═════ EXCERPTED RECORDS

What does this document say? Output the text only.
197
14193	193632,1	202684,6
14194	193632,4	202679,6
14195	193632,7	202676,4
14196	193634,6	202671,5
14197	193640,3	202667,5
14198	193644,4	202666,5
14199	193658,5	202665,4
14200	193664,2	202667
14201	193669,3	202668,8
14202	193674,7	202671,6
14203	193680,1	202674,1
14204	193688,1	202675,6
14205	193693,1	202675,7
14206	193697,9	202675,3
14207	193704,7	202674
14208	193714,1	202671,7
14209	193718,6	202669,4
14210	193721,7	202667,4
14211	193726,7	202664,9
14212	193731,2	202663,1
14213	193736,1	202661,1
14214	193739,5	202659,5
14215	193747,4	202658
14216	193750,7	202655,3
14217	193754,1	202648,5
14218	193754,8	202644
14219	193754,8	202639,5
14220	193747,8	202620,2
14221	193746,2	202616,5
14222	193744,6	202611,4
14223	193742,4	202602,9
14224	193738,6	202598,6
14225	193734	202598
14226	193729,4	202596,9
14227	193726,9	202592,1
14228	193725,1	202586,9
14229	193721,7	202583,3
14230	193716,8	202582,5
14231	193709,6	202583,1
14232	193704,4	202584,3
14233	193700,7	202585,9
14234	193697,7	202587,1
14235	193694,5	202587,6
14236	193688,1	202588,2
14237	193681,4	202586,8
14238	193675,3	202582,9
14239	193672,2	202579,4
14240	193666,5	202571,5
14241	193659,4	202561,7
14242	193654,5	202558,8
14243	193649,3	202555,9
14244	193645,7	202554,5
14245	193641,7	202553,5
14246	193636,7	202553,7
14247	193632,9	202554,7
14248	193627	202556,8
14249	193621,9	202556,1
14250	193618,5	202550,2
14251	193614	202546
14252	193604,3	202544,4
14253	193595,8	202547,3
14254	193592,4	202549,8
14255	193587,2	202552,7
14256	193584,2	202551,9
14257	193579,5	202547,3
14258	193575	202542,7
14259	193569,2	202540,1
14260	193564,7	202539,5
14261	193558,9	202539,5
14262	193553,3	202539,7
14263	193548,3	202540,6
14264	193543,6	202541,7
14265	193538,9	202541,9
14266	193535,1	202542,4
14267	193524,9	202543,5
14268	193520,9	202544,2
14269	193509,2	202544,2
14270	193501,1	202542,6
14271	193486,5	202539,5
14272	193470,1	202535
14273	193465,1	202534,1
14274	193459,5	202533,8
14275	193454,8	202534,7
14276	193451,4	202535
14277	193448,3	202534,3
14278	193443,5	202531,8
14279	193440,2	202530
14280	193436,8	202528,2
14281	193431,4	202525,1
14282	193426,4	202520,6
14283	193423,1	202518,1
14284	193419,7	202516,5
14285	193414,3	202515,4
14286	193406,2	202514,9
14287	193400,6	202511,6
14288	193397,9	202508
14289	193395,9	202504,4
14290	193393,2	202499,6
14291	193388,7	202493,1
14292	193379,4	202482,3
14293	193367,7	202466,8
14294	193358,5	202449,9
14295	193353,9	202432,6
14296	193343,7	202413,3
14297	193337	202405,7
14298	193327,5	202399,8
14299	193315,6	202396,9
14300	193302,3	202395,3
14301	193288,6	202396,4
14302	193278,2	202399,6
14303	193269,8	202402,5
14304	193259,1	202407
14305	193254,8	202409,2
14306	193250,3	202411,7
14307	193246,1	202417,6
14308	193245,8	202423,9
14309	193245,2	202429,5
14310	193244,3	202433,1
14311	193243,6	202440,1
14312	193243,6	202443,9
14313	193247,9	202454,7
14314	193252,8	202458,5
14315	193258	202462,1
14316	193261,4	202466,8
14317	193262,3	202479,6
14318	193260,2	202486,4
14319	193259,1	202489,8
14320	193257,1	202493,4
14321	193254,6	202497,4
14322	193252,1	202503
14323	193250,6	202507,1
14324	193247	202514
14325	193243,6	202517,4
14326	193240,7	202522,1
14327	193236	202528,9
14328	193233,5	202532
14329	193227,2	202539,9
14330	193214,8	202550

══════════

# TASK
Each line above is to be repeated exactly.

# FINAL RESULT
What does this document say? Output the text only.
197
14193	193632,1	202684,6
14194	193632,4	202679,6
14195	193632,7	202676,4
14196	193634,6	202671,5
14197	193640,3	202667,5
14198	193644,4	202666,5
14199	193658,5	202665,4
14200	193664,2	202667
14201	193669,3	202668,8
14202	193674,7	202671,6
14203	193680,1	202674,1
14204	193688,1	202675,6
14205	193693,1	202675,7
14206	193697,9	202675,3
14207	193704,7	202674
14208	193714,1	202671,7
14209	193718,6	202669,4
14210	193721,7	202667,4
14211	193726,7	202664,9
14212	193731,2	202663,1
14213	193736,1	202661,1
14214	193739,5	202659,5
14215	193747,4	202658
14216	193750,7	202655,3
14217	193754,1	202648,5
14218	193754,8	202644
14219	193754,8	202639,5
14220	193747,8	202620,2
14221	193746,2	202616,5
14222	193744,6	202611,4
14223	193742,4	202602,9
14224	193738,6	202598,6
14225	193734	202598
14226	193729,4	202596,9
14227	193726,9	202592,1
14228	193725,1	202586,9
14229	193721,7	202583,3
14230	193716,8	202582,5
14231	193709,6	202583,1
14232	193704,4	202584,3
14233	193700,7	202585,9
14234	193697,7	202587,1
14235	193694,5	202587,6
14236	193688,1	202588,2
14237	193681,4	202586,8
14238	193675,3	202582,9
14239	193672,2	202579,4
14240	193666,5	202571,5
14241	193659,4	202561,7
14242	193654,5	202558,8
14243	193649,3	202555,9
14244	193645,7	202554,5
14245	193641,7	202553,5
14246	193636,7	202553,7
14247	193632,9	202554,7
14248	193627	202556,8
14249	193621,9	202556,1
14250	193618,5	202550,2
14251	193614	202546
14252	193604,3	202544,4
14253	193595,8	202547,3
14254	193592,4	202549,8
14255	193587,2	202552,7
14256	193584,2	202551,9
14257	193579,5	202547,3
14258	193575	202542,7
14259	193569,2	202540,1
14260	193564,7	202539,5
14261	193558,9	202539,5
14262	193553,3	202539,7
14263	193548,3	202540,6
14264	193543,6	202541,7
14265	193538,9	202541,9
14266	193535,1	202542,4
14267	193524,9	202543,5
14268	193520,9	202544,2
14269	193509,2	202544,2
14270	193501,1	202542,6
14271	193486,5	202539,5
14272	193470,1	202535
14273	193465,1	202534,1
14274	193459,5	202533,8
14275	193454,8	202534,7
14276	193451,4	202535
14277	193448,3	202534,3
14278	193443,5	202531,8
14279	193440,2	202530
14280	193436,8	202528,2
14281	193431,4	202525,1
14282	193426,4	202520,6
14283	193423,1	202518,1
14284	193419,7	202516,5
14285	193414,3	202515,4
14286	193406,2	202514,9
14287	193400,6	202511,6
14288	193397,9	202508
14289	193395,9	202504,4
14290	193393,2	202499,6
14291	193388,7	202493,1
14292	193379,4	202482,3
14293	193367,7	202466,8
14294	193358,5	202449,9
14295	193353,9	202432,6
14296	193343,7	202413,3
14297	193337	202405,7
14298	193327,5	202399,8
14299	193315,6	202396,9
14300	193302,3	202395,3
14301	193288,6	202396,4
14302	193278,2	202399,6
14303	193269,8	202402,5
14304	193259,1	202407
14305	193254,8	202409,2
14306	193250,3	202411,7
14307	193246,1	202417,6
14308	193245,8	202423,9
14309	193245,2	202429,5
14310	193244,3	202433,1
14311	193243,6	202440,1
14312	193243,6	202443,9
14313	193247,9	202454,7
14314	193252,8	202458,5
14315	193258	202462,1
14316	193261,4	202466,8
14317	193262,3	202479,6
14318	193260,2	202486,4
14319	193259,1	202489,8
14320	193257,1	202493,4
14321	193254,6	202497,4
14322	193252,1	202503
14323	193250,6	202507,1
14324	193247	202514
14325	193243,6	202517,4
14326	193240,7	202522,1
14327	193236	202528,9
14328	193233,5	202532
14329	193227,2	202539,9
14330	193214,8	202550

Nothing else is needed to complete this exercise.